Exercise goal: Every line that contains the word "name" should be copied.

Given data:
####################

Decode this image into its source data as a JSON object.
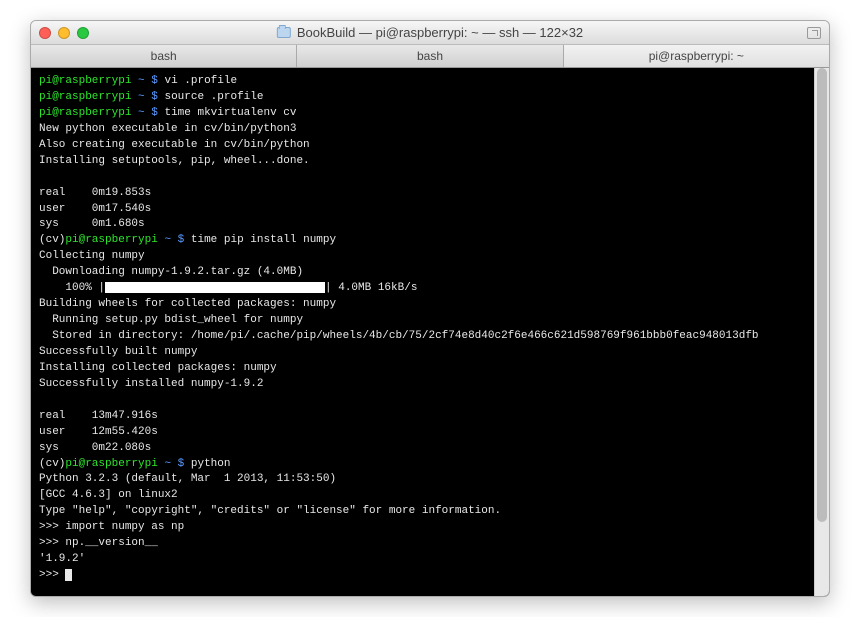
{
  "titlebar": {
    "title": "BookBuild — pi@raspberrypi: ~ — ssh — 122×32"
  },
  "tabs": [
    {
      "label": "bash"
    },
    {
      "label": "bash"
    },
    {
      "label": "pi@raspberrypi: ~"
    }
  ],
  "prompt": {
    "user_host": "pi@raspberrypi",
    "path": "~",
    "symbol": "$",
    "venv": "(cv)"
  },
  "commands": {
    "cmd1": "vi .profile",
    "cmd2": "source .profile",
    "cmd3": "time mkvirtualenv cv",
    "cmd4": "time pip install numpy",
    "cmd5": "python"
  },
  "output": {
    "mkvenv1": "New python executable in cv/bin/python3",
    "mkvenv2": "Also creating executable in cv/bin/python",
    "mkvenv3": "Installing setuptools, pip, wheel...done.",
    "t1_real": "real    0m19.853s",
    "t1_user": "user    0m17.540s",
    "t1_sys": "sys     0m1.680s",
    "pip1": "Collecting numpy",
    "pip2": "  Downloading numpy-1.9.2.tar.gz (4.0MB)",
    "pip_pct": "    100% |",
    "pip_rate": "| 4.0MB 16kB/s",
    "pip3": "Building wheels for collected packages: numpy",
    "pip4": "  Running setup.py bdist_wheel for numpy",
    "pip5": "  Stored in directory: /home/pi/.cache/pip/wheels/4b/cb/75/2cf74e8d40c2f6e466c621d598769f961bbb0feac948013dfb",
    "pip6": "Successfully built numpy",
    "pip7": "Installing collected packages: numpy",
    "pip8": "Successfully installed numpy-1.9.2",
    "t2_real": "real    13m47.916s",
    "t2_user": "user    12m55.420s",
    "t2_sys": "sys     0m22.080s",
    "py1": "Python 3.2.3 (default, Mar  1 2013, 11:53:50)",
    "py2": "[GCC 4.6.3] on linux2",
    "py3": "Type \"help\", \"copyright\", \"credits\" or \"license\" for more information.",
    "repl_prompt": ">>> ",
    "repl1": "import numpy as np",
    "repl2": "np.__version__",
    "repl_out": "'1.9.2'"
  }
}
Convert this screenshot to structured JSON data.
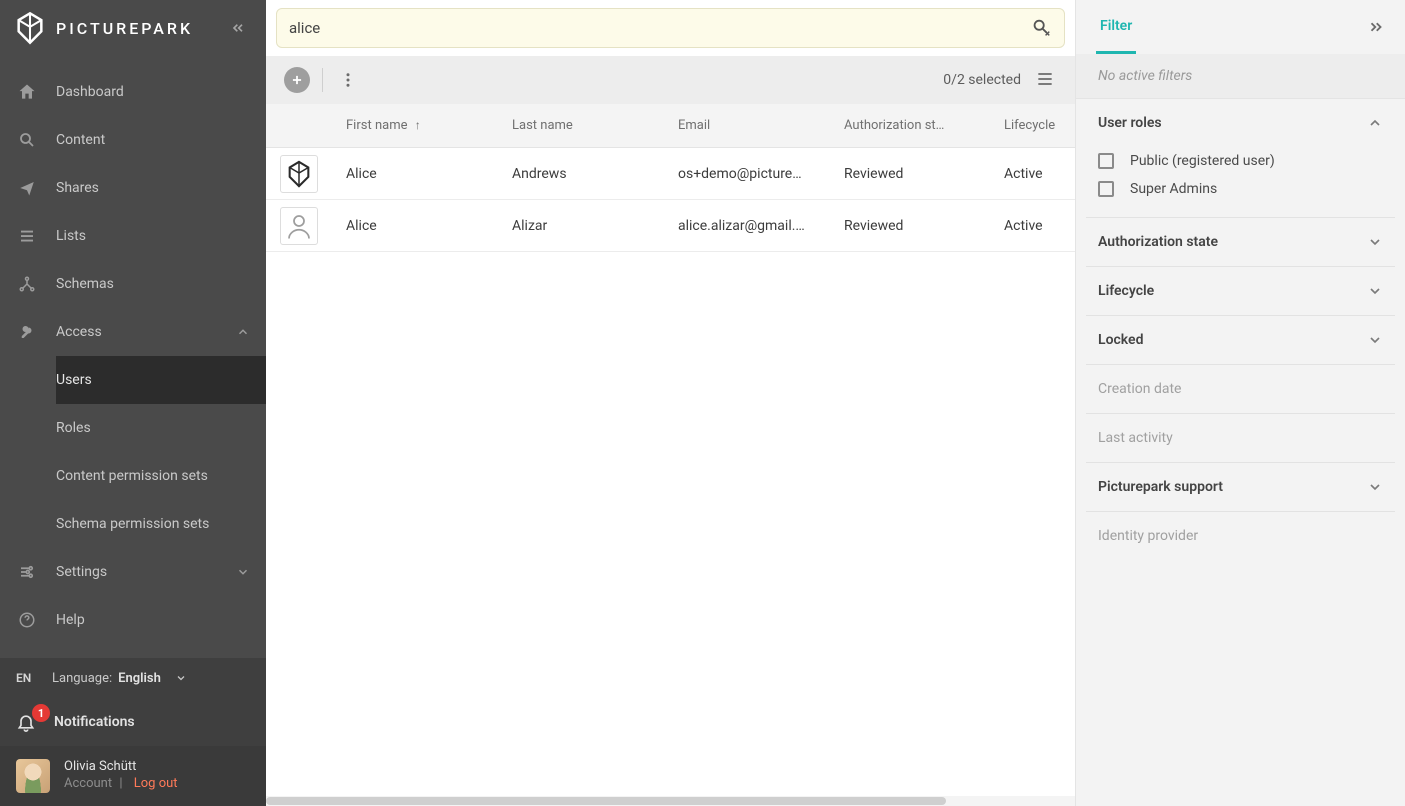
{
  "brand": {
    "name": "PICTUREPARK"
  },
  "sidebar": {
    "items": [
      {
        "label": "Dashboard"
      },
      {
        "label": "Content"
      },
      {
        "label": "Shares"
      },
      {
        "label": "Lists"
      },
      {
        "label": "Schemas"
      },
      {
        "label": "Access"
      },
      {
        "label": "Settings"
      },
      {
        "label": "Help"
      }
    ],
    "access_children": [
      {
        "label": "Users"
      },
      {
        "label": "Roles"
      },
      {
        "label": "Content permission sets"
      },
      {
        "label": "Schema permission sets"
      }
    ],
    "language": {
      "code": "EN",
      "label": "Language:",
      "value": "English"
    },
    "notifications": {
      "label": "Notifications",
      "count": "1"
    },
    "user": {
      "name": "Olivia Schütt",
      "account": "Account",
      "sep": "|",
      "logout": "Log out"
    }
  },
  "search": {
    "value": "alice"
  },
  "toolbar": {
    "selected": "0/2 selected"
  },
  "table": {
    "columns": {
      "first": "First name",
      "last": "Last name",
      "email": "Email",
      "auth": "Authorization st…",
      "life": "Lifecycle"
    },
    "rows": [
      {
        "first": "Alice",
        "last": "Andrews",
        "email": "os+demo@picture…",
        "auth": "Reviewed",
        "life": "Active"
      },
      {
        "first": "Alice",
        "last": "Alizar",
        "email": "alice.alizar@gmail.…",
        "auth": "Reviewed",
        "life": "Active"
      }
    ]
  },
  "filter": {
    "tab": "Filter",
    "empty": "No active filters",
    "sections": {
      "user_roles": {
        "title": "User roles",
        "options": [
          "Public (registered user)",
          "Super Admins"
        ]
      },
      "auth": "Authorization state",
      "lifecycle": "Lifecycle",
      "locked": "Locked",
      "creation": "Creation date",
      "last_activity": "Last activity",
      "pp_support": "Picturepark support",
      "idp": "Identity provider"
    }
  }
}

####################

Result of this exercise:
    "name": "PICTUREPARK"
      "name": "Olivia Schütt",
      "first": "First name",
      "last": "Last name",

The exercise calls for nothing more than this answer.